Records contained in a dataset

+++++

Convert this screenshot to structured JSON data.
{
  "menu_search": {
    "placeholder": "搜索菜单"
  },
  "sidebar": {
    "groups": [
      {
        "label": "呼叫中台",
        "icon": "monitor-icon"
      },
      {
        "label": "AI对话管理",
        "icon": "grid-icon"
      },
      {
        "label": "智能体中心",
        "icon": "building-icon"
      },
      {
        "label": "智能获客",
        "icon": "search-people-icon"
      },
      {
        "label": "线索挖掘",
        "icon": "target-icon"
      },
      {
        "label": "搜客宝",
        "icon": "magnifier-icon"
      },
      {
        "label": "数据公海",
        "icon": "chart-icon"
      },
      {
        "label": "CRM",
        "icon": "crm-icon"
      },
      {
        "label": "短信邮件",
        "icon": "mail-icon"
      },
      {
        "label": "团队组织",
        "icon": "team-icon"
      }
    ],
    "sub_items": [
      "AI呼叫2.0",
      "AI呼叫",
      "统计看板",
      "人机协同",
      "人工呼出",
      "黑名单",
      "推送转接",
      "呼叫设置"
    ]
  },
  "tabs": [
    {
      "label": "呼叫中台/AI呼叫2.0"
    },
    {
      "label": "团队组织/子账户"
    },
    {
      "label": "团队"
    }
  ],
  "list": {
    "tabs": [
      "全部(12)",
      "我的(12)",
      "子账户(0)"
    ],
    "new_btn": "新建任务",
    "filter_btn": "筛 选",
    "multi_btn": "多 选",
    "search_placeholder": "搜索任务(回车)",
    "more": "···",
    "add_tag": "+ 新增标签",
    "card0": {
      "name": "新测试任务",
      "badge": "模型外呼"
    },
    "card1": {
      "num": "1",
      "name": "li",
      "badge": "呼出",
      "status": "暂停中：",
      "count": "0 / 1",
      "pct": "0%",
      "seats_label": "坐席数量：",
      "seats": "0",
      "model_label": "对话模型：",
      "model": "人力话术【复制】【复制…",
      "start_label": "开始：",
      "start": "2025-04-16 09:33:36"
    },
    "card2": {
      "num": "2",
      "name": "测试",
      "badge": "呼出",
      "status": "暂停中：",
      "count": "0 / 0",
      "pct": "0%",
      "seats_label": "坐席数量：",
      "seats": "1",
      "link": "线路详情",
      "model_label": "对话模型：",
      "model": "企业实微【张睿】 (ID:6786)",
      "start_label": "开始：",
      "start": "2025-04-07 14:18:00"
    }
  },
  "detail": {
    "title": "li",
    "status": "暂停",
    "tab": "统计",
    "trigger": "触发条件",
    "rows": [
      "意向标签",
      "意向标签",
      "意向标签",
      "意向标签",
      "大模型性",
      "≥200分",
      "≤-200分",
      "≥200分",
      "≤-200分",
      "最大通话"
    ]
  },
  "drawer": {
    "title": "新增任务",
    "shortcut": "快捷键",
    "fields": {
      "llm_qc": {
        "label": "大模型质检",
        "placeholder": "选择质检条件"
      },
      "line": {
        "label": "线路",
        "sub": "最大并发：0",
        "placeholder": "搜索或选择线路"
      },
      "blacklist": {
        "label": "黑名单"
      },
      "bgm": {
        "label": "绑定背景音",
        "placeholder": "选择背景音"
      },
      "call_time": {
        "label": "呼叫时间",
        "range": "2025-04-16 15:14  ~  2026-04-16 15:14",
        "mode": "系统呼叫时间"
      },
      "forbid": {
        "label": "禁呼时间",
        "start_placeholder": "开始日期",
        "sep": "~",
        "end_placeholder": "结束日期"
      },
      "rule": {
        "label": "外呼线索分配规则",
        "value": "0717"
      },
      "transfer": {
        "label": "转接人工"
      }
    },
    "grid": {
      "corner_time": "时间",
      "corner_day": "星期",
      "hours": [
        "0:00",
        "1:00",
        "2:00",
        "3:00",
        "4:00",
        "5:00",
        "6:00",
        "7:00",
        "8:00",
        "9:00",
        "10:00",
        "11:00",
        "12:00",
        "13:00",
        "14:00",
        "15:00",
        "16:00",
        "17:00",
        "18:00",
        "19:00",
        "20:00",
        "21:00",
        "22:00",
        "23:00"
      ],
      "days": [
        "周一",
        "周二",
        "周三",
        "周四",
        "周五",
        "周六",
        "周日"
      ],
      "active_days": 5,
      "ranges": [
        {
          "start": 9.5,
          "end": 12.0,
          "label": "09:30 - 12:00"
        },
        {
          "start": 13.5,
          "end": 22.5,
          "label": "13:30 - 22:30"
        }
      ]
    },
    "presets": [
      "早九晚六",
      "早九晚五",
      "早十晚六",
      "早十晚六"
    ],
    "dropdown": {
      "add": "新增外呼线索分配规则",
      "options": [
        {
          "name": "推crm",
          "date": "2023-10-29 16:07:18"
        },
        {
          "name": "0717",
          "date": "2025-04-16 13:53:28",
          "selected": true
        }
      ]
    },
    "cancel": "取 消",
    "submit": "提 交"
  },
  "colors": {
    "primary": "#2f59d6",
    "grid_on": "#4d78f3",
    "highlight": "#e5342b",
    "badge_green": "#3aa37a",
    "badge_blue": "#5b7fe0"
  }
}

+++++

GIVEN REQUEST
Output the records verbatim, from the first line to the last.

ANSWER FOR THE TASK
Convert this screenshot to structured JSON data.
{
  "menu_search": {
    "placeholder": "搜索菜单"
  },
  "sidebar": {
    "groups": [
      {
        "label": "呼叫中台",
        "icon": "monitor-icon"
      },
      {
        "label": "AI对话管理",
        "icon": "grid-icon"
      },
      {
        "label": "智能体中心",
        "icon": "building-icon"
      },
      {
        "label": "智能获客",
        "icon": "search-people-icon"
      },
      {
        "label": "线索挖掘",
        "icon": "target-icon"
      },
      {
        "label": "搜客宝",
        "icon": "magnifier-icon"
      },
      {
        "label": "数据公海",
        "icon": "chart-icon"
      },
      {
        "label": "CRM",
        "icon": "crm-icon"
      },
      {
        "label": "短信邮件",
        "icon": "mail-icon"
      },
      {
        "label": "团队组织",
        "icon": "team-icon"
      }
    ],
    "sub_items": [
      "AI呼叫2.0",
      "AI呼叫",
      "统计看板",
      "人机协同",
      "人工呼出",
      "黑名单",
      "推送转接",
      "呼叫设置"
    ]
  },
  "tabs": [
    {
      "label": "呼叫中台/AI呼叫2.0"
    },
    {
      "label": "团队组织/子账户"
    },
    {
      "label": "团队"
    }
  ],
  "list": {
    "tabs": [
      "全部(12)",
      "我的(12)",
      "子账户(0)"
    ],
    "new_btn": "新建任务",
    "filter_btn": "筛 选",
    "multi_btn": "多 选",
    "search_placeholder": "搜索任务(回车)",
    "more": "···",
    "add_tag": "+ 新增标签",
    "card0": {
      "name": "新测试任务",
      "badge": "模型外呼"
    },
    "card1": {
      "num": "1",
      "name": "li",
      "badge": "呼出",
      "status": "暂停中：",
      "count": "0 / 1",
      "pct": "0%",
      "seats_label": "坐席数量：",
      "seats": "0",
      "model_label": "对话模型：",
      "model": "人力话术【复制】【复制…",
      "start_label": "开始：",
      "start": "2025-04-16 09:33:36"
    },
    "card2": {
      "num": "2",
      "name": "测试",
      "badge": "呼出",
      "status": "暂停中：",
      "count": "0 / 0",
      "pct": "0%",
      "seats_label": "坐席数量：",
      "seats": "1",
      "link": "线路详情",
      "model_label": "对话模型：",
      "model": "企业实微【张睿】 (ID:6786)",
      "start_label": "开始：",
      "start": "2025-04-07 14:18:00"
    }
  },
  "detail": {
    "title": "li",
    "status": "暂停",
    "tab": "统计",
    "trigger": "触发条件",
    "rows": [
      "意向标签",
      "意向标签",
      "意向标签",
      "意向标签",
      "大模型性",
      "≥200分",
      "≤-200分",
      "≥200分",
      "≤-200分",
      "最大通话"
    ]
  },
  "drawer": {
    "title": "新增任务",
    "shortcut": "快捷键",
    "fields": {
      "llm_qc": {
        "label": "大模型质检",
        "placeholder": "选择质检条件"
      },
      "line": {
        "label": "线路",
        "sub": "最大并发：0",
        "placeholder": "搜索或选择线路"
      },
      "blacklist": {
        "label": "黑名单"
      },
      "bgm": {
        "label": "绑定背景音",
        "placeholder": "选择背景音"
      },
      "call_time": {
        "label": "呼叫时间",
        "range": "2025-04-16 15:14  ~  2026-04-16 15:14",
        "mode": "系统呼叫时间"
      },
      "forbid": {
        "label": "禁呼时间",
        "start_placeholder": "开始日期",
        "sep": "~",
        "end_placeholder": "结束日期"
      },
      "rule": {
        "label": "外呼线索分配规则",
        "value": "0717"
      },
      "transfer": {
        "label": "转接人工"
      }
    },
    "grid": {
      "corner_time": "时间",
      "corner_day": "星期",
      "hours": [
        "0:00",
        "1:00",
        "2:00",
        "3:00",
        "4:00",
        "5:00",
        "6:00",
        "7:00",
        "8:00",
        "9:00",
        "10:00",
        "11:00",
        "12:00",
        "13:00",
        "14:00",
        "15:00",
        "16:00",
        "17:00",
        "18:00",
        "19:00",
        "20:00",
        "21:00",
        "22:00",
        "23:00"
      ],
      "days": [
        "周一",
        "周二",
        "周三",
        "周四",
        "周五",
        "周六",
        "周日"
      ],
      "active_days": 5,
      "ranges": [
        {
          "start": 9.5,
          "end": 12.0,
          "label": "09:30 - 12:00"
        },
        {
          "start": 13.5,
          "end": 22.5,
          "label": "13:30 - 22:30"
        }
      ]
    },
    "presets": [
      "早九晚六",
      "早九晚五",
      "早十晚六",
      "早十晚六"
    ],
    "dropdown": {
      "add": "新增外呼线索分配规则",
      "options": [
        {
          "name": "推crm",
          "date": "2023-10-29 16:07:18"
        },
        {
          "name": "0717",
          "date": "2025-04-16 13:53:28",
          "selected": true
        }
      ]
    },
    "cancel": "取 消",
    "submit": "提 交"
  },
  "colors": {
    "primary": "#2f59d6",
    "grid_on": "#4d78f3",
    "highlight": "#e5342b",
    "badge_green": "#3aa37a",
    "badge_blue": "#5b7fe0"
  }
}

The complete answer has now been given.